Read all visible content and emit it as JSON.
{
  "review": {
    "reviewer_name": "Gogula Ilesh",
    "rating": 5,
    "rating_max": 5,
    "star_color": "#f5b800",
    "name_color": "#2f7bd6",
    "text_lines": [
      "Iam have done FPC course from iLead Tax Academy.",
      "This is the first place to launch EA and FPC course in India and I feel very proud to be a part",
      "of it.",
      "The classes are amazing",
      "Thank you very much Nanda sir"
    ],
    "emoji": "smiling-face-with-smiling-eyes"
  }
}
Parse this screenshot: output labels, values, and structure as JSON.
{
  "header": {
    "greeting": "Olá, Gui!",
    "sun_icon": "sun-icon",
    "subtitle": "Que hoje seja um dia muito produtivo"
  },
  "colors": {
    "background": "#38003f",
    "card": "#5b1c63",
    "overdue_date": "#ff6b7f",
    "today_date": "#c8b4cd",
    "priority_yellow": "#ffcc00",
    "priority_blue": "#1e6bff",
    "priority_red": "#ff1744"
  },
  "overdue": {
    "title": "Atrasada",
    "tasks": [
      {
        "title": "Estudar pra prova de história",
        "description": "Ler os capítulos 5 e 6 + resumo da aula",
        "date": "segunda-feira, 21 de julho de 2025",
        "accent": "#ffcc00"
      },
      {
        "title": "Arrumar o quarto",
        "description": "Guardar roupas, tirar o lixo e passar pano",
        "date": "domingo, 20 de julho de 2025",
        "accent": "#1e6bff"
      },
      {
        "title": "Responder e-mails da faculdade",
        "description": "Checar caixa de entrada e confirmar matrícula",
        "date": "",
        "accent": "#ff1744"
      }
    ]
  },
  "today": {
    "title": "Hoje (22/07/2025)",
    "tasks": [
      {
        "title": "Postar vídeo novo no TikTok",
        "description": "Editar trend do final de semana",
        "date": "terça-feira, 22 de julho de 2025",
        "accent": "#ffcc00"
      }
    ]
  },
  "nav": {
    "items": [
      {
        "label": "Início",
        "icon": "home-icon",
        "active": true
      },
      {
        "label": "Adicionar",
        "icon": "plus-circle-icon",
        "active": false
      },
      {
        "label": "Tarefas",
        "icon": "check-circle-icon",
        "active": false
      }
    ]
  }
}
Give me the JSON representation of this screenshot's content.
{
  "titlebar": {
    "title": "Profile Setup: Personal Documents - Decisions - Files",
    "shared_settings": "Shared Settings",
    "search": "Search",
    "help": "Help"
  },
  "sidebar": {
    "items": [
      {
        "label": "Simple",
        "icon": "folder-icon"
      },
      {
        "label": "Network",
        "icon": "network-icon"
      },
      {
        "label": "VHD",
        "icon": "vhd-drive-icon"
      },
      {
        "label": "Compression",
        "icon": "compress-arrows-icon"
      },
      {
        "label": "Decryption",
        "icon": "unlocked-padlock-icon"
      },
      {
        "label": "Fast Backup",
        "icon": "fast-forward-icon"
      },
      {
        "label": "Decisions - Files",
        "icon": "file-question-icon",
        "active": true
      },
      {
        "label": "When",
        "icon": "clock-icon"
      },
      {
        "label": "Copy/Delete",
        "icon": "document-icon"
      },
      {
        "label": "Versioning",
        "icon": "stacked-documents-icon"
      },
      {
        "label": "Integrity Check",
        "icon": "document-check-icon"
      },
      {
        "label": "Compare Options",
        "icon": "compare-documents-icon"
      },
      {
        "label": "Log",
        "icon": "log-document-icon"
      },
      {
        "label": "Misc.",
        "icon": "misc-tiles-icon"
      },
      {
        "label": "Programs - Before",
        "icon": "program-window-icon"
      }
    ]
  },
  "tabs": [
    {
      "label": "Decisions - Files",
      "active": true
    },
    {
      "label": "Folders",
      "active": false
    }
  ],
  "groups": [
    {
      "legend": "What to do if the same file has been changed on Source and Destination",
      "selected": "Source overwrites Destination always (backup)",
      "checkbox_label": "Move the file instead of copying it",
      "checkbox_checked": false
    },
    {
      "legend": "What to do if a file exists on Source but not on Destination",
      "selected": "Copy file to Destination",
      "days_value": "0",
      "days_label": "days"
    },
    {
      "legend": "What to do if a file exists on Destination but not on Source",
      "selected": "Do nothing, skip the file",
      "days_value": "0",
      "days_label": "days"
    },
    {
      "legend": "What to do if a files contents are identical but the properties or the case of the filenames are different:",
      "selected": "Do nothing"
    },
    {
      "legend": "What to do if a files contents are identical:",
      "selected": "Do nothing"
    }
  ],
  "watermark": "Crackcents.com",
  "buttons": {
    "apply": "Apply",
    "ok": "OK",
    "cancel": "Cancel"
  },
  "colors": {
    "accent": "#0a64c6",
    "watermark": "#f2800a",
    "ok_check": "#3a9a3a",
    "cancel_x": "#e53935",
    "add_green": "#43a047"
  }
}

> _PROBLEM_: Pick out the lines that have the word "description". Copy them all.

> _FULL SOLUTION_:
        "description": "Ler os capítulos 5 e 6 + resumo da aula",
        "description": "Guardar roupas, tirar o lixo e passar pano",
        "description": "Checar caixa de entrada e confirmar matrícula",
        "description": "Editar trend do final de semana",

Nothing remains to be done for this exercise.